Instruction:
Take each line containing "screenshot" and report it exactly as written.
# start of Supplied records
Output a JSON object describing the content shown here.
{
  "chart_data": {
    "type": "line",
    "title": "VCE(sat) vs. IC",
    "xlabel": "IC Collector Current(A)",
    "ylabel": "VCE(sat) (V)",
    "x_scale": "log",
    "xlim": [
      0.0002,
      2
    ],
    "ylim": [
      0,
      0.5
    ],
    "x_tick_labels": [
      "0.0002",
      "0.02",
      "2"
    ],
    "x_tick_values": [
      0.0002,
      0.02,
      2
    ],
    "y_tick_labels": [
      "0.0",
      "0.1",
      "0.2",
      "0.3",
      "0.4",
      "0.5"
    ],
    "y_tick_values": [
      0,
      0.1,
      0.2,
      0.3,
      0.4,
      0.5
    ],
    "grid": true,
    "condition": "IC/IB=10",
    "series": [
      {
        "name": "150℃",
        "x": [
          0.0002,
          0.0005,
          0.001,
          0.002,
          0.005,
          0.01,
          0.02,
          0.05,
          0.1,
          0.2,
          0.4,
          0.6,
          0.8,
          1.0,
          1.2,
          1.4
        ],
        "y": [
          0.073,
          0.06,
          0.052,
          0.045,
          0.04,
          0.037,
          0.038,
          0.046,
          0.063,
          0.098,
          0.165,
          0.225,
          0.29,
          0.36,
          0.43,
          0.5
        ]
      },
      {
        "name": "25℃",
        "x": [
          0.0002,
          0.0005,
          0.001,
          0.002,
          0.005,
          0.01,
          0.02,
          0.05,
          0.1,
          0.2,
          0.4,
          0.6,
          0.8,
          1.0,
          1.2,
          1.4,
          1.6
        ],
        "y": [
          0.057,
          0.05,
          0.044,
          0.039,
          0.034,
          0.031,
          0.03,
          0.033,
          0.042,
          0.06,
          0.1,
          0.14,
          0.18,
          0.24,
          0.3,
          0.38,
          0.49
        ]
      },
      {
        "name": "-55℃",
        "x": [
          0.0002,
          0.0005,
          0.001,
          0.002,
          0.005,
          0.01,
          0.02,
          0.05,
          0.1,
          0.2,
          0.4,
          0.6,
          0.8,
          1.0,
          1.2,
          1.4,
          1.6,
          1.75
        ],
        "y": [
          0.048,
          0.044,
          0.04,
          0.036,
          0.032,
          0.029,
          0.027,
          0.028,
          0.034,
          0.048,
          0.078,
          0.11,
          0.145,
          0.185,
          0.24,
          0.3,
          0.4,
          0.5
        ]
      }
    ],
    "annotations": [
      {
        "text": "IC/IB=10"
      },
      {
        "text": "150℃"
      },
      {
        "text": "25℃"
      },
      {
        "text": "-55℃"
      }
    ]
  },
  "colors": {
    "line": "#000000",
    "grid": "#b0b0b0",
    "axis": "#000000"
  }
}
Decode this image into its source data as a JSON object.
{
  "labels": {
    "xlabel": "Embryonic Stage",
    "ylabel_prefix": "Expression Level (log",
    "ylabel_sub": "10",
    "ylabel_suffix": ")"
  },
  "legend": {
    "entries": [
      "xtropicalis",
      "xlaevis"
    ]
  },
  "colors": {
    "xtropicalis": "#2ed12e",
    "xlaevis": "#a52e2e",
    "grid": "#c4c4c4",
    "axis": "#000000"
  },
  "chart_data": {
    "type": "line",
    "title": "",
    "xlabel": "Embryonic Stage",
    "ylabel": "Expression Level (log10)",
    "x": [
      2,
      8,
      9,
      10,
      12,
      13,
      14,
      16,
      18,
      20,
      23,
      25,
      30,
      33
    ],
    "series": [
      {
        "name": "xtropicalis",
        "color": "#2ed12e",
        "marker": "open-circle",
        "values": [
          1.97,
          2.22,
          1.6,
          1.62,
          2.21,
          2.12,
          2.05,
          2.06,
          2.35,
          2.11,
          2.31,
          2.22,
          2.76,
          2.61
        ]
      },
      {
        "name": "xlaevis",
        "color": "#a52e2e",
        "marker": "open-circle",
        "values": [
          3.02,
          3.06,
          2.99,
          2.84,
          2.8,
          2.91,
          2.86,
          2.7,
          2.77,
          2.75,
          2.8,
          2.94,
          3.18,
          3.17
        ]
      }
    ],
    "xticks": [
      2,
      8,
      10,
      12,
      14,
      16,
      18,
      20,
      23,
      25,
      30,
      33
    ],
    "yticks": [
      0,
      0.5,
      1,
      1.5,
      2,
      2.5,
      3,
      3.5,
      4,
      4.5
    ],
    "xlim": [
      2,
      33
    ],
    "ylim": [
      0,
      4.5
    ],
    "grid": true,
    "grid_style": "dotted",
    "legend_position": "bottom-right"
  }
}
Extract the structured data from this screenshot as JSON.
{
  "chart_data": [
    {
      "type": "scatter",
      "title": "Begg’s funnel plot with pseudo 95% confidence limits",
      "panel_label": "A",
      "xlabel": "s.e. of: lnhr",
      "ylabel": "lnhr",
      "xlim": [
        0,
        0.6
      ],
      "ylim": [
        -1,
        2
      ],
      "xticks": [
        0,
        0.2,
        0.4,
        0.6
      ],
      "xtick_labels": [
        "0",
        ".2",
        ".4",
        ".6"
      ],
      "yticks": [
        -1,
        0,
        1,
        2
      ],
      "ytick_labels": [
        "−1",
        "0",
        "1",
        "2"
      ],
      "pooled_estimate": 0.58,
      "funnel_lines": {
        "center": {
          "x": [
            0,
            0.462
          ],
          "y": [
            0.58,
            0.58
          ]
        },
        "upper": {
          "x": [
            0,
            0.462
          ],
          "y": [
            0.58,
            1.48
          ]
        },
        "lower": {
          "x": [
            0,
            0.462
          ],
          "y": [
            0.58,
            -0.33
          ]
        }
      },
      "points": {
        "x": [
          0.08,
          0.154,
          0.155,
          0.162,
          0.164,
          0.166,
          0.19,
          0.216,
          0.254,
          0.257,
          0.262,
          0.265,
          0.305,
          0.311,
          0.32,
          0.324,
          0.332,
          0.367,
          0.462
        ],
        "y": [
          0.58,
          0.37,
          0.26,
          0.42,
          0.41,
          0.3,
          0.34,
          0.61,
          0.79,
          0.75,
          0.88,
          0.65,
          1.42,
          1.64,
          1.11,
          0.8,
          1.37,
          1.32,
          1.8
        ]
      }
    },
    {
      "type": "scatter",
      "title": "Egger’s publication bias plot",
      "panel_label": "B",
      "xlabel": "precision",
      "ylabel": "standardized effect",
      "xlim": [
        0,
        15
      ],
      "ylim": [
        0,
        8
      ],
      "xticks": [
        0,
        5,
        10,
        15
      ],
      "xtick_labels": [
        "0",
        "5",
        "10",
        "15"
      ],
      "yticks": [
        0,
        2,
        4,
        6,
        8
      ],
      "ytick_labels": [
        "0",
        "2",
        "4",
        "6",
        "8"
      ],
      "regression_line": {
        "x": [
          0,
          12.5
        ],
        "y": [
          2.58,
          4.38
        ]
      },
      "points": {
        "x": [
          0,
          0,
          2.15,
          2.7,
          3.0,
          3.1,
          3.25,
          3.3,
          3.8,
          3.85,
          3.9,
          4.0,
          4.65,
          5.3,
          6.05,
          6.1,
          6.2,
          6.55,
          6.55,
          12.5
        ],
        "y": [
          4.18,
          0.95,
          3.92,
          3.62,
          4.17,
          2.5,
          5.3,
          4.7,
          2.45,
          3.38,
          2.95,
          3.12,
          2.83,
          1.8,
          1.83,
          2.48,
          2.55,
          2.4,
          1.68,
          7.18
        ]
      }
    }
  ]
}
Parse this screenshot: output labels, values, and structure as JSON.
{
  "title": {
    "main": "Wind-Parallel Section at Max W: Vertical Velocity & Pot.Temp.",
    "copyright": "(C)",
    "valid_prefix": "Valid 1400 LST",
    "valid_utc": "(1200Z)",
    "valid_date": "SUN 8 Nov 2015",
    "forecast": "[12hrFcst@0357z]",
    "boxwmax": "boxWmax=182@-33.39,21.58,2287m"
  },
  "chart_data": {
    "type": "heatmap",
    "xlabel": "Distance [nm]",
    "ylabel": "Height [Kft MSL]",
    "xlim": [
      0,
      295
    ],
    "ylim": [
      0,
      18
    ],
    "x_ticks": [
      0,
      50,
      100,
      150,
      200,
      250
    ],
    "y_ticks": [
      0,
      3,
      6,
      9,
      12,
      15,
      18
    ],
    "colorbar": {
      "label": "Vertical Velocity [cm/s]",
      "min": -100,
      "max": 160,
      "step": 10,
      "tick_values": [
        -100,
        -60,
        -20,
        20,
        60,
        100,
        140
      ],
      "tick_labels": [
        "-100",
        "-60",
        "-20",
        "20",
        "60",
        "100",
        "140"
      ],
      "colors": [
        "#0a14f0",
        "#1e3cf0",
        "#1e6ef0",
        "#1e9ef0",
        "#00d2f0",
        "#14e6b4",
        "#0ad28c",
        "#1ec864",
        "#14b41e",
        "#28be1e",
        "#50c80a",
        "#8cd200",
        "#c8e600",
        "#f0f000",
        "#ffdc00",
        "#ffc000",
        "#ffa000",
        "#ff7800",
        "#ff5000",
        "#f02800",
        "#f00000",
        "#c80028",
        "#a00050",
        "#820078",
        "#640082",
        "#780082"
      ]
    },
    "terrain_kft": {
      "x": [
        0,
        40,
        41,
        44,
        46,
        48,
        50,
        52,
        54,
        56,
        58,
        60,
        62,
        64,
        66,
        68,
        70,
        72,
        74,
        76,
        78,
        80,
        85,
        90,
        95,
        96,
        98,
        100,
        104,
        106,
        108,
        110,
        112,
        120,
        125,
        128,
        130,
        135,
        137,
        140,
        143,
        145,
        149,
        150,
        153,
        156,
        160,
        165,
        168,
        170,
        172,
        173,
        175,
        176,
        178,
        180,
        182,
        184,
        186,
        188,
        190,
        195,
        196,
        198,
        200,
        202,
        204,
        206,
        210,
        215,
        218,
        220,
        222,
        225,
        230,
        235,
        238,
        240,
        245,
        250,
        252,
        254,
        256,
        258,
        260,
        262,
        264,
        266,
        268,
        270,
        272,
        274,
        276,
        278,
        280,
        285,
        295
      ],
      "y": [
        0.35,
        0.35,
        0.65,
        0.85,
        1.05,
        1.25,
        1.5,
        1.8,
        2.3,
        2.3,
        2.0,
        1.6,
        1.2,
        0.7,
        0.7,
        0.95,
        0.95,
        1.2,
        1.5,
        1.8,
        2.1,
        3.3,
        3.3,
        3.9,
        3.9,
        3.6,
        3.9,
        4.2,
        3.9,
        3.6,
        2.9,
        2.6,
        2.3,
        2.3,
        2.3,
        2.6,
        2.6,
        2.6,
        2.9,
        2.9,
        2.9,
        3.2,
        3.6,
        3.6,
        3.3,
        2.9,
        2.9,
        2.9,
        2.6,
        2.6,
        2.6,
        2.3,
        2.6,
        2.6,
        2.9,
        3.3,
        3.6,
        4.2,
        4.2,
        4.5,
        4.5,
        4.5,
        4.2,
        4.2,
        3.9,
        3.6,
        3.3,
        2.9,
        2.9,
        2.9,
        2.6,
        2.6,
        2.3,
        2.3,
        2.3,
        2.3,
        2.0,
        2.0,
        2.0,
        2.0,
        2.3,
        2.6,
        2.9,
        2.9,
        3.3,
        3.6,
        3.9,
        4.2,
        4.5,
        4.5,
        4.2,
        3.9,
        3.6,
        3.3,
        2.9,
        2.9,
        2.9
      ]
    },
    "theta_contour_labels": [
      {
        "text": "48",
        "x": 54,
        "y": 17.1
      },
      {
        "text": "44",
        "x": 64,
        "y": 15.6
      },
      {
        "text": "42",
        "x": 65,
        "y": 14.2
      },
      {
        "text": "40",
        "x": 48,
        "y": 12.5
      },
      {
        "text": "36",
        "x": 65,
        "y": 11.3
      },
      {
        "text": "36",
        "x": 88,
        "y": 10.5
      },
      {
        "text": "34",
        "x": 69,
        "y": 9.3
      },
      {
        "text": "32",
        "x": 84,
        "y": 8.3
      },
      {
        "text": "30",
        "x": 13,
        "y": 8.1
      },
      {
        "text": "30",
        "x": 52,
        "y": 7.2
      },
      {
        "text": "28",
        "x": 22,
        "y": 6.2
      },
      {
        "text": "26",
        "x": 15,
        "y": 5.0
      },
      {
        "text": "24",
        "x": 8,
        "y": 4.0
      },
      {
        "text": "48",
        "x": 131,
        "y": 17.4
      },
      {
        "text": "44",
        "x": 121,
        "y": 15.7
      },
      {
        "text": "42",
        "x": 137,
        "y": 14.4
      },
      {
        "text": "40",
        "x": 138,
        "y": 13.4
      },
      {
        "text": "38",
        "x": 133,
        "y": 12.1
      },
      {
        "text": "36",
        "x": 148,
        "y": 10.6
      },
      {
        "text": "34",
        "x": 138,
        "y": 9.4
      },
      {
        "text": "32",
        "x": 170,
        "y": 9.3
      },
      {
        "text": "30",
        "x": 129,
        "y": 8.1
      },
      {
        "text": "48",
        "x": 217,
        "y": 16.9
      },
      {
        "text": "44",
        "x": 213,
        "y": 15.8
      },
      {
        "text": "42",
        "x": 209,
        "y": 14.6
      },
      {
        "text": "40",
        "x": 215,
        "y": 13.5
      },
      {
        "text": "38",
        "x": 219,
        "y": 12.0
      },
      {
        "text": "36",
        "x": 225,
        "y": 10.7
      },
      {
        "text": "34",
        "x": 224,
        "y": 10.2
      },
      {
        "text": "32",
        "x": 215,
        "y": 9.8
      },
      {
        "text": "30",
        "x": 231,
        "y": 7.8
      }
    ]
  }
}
# end of Supplied records
Answer:
Extract the structured data from this screenshot as JSON.
Parse this screenshot: output labels, values, and structure as JSON.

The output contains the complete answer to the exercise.